EXERCISE INSTRUCTIONS -
Keep the images out and copy every entry below exactly.

^^^^^^^^^^^^^^^^

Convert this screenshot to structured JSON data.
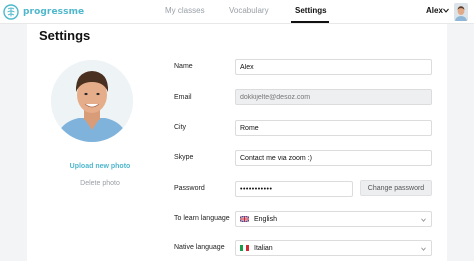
{
  "app": {
    "name": "progressme",
    "accent": "#4fb7cc"
  },
  "nav": {
    "items": [
      {
        "label": "My classes",
        "active": false
      },
      {
        "label": "Vocabulary",
        "active": false
      },
      {
        "label": "Settings",
        "active": true
      }
    ]
  },
  "user": {
    "name": "Alex"
  },
  "page": {
    "title": "Settings"
  },
  "photo": {
    "upload_label": "Upload new photo",
    "delete_label": "Delete photo"
  },
  "form": {
    "name": {
      "label": "Name",
      "value": "Alex"
    },
    "email": {
      "label": "Email",
      "value": "dokkijelte@desoz.com"
    },
    "city": {
      "label": "City",
      "value": "Rome"
    },
    "skype": {
      "label": "Skype",
      "value": "Contact me via zoom :)"
    },
    "password": {
      "label": "Password",
      "value": "•••••••••••",
      "button_label": "Change password"
    },
    "learn_language": {
      "label": "To learn language",
      "value": "English",
      "flag": "uk-flag-icon"
    },
    "native_language": {
      "label": "Native language",
      "value": "Italian",
      "flag": "italy-flag-icon"
    }
  }
}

^^^^^^^^^^^^^^^^

WORKED SOLUTION -
Convert this screenshot to structured JSON data.
{
  "app": {
    "name": "progressme",
    "accent": "#4fb7cc"
  },
  "nav": {
    "items": [
      {
        "label": "My classes",
        "active": false
      },
      {
        "label": "Vocabulary",
        "active": false
      },
      {
        "label": "Settings",
        "active": true
      }
    ]
  },
  "user": {
    "name": "Alex"
  },
  "page": {
    "title": "Settings"
  },
  "photo": {
    "upload_label": "Upload new photo",
    "delete_label": "Delete photo"
  },
  "form": {
    "name": {
      "label": "Name",
      "value": "Alex"
    },
    "email": {
      "label": "Email",
      "value": "dokkijelte@desoz.com"
    },
    "city": {
      "label": "City",
      "value": "Rome"
    },
    "skype": {
      "label": "Skype",
      "value": "Contact me via zoom :)"
    },
    "password": {
      "label": "Password",
      "value": "•••••••••••",
      "button_label": "Change password"
    },
    "learn_language": {
      "label": "To learn language",
      "value": "English",
      "flag": "uk-flag-icon"
    },
    "native_language": {
      "label": "Native language",
      "value": "Italian",
      "flag": "italy-flag-icon"
    }
  }
}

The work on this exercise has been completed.